> _What needs to be done_:
Report all lines from the entries below in which "Length" appears.

> _Working data_:

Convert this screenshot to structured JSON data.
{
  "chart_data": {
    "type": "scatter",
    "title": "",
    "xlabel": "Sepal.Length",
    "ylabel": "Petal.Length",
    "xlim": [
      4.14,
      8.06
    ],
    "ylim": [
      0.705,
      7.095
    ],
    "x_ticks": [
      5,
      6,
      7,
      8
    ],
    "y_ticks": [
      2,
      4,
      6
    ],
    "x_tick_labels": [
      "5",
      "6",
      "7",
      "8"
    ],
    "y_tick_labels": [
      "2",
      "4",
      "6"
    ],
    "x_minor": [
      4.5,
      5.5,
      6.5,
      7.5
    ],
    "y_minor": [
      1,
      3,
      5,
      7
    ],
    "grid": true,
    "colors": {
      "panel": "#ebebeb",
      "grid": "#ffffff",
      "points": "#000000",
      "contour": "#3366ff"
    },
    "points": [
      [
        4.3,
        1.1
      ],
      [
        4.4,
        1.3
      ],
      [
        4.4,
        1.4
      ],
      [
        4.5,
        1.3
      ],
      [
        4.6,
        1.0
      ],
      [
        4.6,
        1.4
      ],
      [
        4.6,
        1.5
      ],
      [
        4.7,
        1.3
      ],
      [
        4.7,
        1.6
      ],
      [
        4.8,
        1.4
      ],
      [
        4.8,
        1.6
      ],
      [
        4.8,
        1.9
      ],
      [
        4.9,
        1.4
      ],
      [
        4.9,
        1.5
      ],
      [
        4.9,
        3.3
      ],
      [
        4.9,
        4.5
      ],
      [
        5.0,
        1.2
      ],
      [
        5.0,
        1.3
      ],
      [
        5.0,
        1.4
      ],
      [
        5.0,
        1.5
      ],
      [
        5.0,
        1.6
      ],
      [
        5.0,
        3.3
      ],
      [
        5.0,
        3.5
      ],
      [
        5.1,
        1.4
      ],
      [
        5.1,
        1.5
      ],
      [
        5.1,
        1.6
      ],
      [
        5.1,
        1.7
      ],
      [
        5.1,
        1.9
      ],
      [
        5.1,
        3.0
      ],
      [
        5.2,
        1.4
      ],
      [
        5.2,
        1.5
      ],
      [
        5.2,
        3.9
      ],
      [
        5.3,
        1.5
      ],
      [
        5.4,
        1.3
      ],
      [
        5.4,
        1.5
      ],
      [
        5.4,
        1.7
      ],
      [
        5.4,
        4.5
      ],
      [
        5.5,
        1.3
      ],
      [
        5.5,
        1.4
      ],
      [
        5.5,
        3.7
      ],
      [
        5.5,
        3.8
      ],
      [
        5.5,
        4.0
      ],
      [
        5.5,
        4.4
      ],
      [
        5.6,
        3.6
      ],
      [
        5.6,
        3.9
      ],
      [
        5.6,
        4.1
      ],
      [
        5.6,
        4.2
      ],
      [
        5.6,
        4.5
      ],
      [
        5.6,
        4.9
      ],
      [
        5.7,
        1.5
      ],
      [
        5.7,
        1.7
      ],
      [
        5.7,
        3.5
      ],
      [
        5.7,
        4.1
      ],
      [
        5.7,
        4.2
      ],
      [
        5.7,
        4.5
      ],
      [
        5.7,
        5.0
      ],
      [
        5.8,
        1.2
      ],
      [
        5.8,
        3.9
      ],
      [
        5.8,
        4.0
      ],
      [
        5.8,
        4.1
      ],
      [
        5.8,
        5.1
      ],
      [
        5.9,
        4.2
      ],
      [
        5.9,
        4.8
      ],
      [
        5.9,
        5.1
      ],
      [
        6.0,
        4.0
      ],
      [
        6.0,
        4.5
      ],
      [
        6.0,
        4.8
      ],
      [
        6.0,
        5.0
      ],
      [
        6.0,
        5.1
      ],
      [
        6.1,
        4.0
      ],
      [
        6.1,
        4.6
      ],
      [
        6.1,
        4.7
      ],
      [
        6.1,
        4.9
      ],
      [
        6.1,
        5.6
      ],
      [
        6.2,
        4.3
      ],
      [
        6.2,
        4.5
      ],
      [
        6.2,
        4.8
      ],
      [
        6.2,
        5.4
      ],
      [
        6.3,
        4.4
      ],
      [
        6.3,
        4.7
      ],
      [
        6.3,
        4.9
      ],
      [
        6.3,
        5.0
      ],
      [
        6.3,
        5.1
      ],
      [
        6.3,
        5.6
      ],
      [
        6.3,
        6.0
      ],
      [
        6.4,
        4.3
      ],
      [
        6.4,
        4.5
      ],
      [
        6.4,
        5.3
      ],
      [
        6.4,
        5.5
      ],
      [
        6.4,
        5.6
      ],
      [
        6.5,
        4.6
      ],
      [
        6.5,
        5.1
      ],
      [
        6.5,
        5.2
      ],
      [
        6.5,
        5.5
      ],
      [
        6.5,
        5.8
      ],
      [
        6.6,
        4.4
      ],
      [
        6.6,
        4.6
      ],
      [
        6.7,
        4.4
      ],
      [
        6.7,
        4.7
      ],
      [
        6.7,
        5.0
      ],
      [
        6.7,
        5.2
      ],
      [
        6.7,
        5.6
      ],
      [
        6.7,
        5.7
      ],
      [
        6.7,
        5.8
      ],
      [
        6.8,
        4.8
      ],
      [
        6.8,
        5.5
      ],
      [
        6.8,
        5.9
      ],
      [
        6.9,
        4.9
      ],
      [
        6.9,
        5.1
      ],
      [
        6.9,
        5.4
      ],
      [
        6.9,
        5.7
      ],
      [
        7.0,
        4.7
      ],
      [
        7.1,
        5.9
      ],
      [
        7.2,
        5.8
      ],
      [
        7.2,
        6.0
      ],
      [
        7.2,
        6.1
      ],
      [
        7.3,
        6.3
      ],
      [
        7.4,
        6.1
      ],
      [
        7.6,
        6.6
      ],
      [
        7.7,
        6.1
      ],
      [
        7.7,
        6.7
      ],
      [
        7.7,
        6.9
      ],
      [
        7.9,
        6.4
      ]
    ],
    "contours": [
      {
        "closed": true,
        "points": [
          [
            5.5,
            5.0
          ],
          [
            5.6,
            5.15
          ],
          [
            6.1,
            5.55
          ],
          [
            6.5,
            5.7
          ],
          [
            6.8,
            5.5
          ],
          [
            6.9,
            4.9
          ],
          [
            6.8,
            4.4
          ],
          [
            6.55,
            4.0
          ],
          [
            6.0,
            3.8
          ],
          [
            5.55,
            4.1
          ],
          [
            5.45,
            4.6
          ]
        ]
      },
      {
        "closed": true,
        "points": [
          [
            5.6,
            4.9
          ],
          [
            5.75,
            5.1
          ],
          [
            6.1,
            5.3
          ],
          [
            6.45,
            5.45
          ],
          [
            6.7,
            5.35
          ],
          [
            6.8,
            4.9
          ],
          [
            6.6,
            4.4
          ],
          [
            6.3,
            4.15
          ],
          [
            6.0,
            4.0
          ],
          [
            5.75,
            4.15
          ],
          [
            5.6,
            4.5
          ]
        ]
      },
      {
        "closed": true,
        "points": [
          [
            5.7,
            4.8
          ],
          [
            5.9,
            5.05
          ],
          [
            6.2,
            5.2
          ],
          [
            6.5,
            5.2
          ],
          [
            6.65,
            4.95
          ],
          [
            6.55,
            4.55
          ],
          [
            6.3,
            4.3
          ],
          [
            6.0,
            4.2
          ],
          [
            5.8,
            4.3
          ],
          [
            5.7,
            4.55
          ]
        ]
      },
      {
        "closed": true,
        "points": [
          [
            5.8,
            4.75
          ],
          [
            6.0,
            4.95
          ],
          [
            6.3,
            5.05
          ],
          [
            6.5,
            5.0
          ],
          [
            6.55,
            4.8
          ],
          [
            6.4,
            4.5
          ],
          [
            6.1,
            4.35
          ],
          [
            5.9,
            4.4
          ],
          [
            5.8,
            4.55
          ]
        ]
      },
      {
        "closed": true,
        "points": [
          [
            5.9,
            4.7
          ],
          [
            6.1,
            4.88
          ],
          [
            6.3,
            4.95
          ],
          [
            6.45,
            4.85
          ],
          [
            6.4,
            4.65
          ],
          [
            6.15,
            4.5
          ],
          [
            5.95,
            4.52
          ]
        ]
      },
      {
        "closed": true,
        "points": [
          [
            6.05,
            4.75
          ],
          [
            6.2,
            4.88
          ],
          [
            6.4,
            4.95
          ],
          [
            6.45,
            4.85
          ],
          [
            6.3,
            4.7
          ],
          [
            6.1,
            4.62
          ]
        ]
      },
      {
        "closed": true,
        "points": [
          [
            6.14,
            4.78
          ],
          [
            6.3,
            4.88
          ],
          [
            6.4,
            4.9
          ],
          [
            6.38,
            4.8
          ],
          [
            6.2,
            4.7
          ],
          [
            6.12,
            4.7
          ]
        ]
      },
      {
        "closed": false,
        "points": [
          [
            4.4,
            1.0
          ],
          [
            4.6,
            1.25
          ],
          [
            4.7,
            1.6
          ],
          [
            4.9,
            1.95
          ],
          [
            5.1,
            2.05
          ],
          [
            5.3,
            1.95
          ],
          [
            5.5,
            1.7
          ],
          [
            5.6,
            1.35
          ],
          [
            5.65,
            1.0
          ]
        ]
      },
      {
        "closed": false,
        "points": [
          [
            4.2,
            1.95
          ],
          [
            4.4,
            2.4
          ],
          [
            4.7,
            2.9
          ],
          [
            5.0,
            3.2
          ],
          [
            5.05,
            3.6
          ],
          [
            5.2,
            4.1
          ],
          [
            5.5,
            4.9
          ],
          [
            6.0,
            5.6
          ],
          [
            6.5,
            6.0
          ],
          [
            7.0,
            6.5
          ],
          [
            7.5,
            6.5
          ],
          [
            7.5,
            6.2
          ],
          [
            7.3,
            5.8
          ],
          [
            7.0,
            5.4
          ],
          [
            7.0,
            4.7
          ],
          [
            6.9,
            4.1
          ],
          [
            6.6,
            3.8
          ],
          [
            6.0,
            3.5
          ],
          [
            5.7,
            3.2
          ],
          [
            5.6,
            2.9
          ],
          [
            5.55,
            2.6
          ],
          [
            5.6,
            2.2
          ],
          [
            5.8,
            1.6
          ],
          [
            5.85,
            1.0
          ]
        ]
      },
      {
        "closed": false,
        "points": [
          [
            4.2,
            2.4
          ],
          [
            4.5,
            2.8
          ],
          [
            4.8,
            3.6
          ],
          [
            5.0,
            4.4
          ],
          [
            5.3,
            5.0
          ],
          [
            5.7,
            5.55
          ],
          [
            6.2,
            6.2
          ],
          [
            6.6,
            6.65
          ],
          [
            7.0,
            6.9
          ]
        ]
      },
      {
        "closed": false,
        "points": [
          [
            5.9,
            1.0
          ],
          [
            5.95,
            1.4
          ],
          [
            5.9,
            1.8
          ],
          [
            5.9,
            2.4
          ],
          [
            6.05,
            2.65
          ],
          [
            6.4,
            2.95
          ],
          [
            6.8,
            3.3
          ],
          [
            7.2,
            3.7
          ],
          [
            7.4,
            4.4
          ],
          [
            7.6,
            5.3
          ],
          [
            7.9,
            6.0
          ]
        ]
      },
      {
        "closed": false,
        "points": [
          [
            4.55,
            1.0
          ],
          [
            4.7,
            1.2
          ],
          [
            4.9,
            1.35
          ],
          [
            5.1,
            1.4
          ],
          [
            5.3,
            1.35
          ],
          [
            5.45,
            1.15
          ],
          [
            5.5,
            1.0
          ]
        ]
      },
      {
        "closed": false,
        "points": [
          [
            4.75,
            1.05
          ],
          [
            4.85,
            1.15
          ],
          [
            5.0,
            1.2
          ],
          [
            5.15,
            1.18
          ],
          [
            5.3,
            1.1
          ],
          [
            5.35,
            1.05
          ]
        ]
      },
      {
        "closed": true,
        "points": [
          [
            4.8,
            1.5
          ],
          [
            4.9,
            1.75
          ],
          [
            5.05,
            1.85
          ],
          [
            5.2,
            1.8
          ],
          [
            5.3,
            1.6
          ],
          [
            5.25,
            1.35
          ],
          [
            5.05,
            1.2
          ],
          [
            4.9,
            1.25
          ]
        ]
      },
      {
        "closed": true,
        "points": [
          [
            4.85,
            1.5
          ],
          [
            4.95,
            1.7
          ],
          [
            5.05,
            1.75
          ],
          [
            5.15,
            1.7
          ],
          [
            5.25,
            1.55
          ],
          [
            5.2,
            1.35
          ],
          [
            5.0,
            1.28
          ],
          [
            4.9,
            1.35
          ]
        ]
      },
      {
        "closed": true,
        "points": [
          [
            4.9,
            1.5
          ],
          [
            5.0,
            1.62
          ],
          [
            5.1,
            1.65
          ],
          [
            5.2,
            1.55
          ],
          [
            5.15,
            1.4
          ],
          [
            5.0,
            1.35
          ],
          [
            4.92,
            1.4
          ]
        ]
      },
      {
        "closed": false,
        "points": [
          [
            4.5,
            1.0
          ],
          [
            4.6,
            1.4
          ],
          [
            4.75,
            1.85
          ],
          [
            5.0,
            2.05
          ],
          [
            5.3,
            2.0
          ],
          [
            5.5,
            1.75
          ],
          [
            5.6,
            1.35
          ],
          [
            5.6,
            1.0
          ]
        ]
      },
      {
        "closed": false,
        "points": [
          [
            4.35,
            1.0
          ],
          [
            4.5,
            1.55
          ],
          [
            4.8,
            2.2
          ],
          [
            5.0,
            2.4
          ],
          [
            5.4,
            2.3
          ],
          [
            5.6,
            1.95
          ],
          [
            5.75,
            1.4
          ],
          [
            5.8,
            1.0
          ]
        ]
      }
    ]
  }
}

> _Solution to the problem_:
    "xlabel": "Sepal.Length",
    "ylabel": "Petal.Length",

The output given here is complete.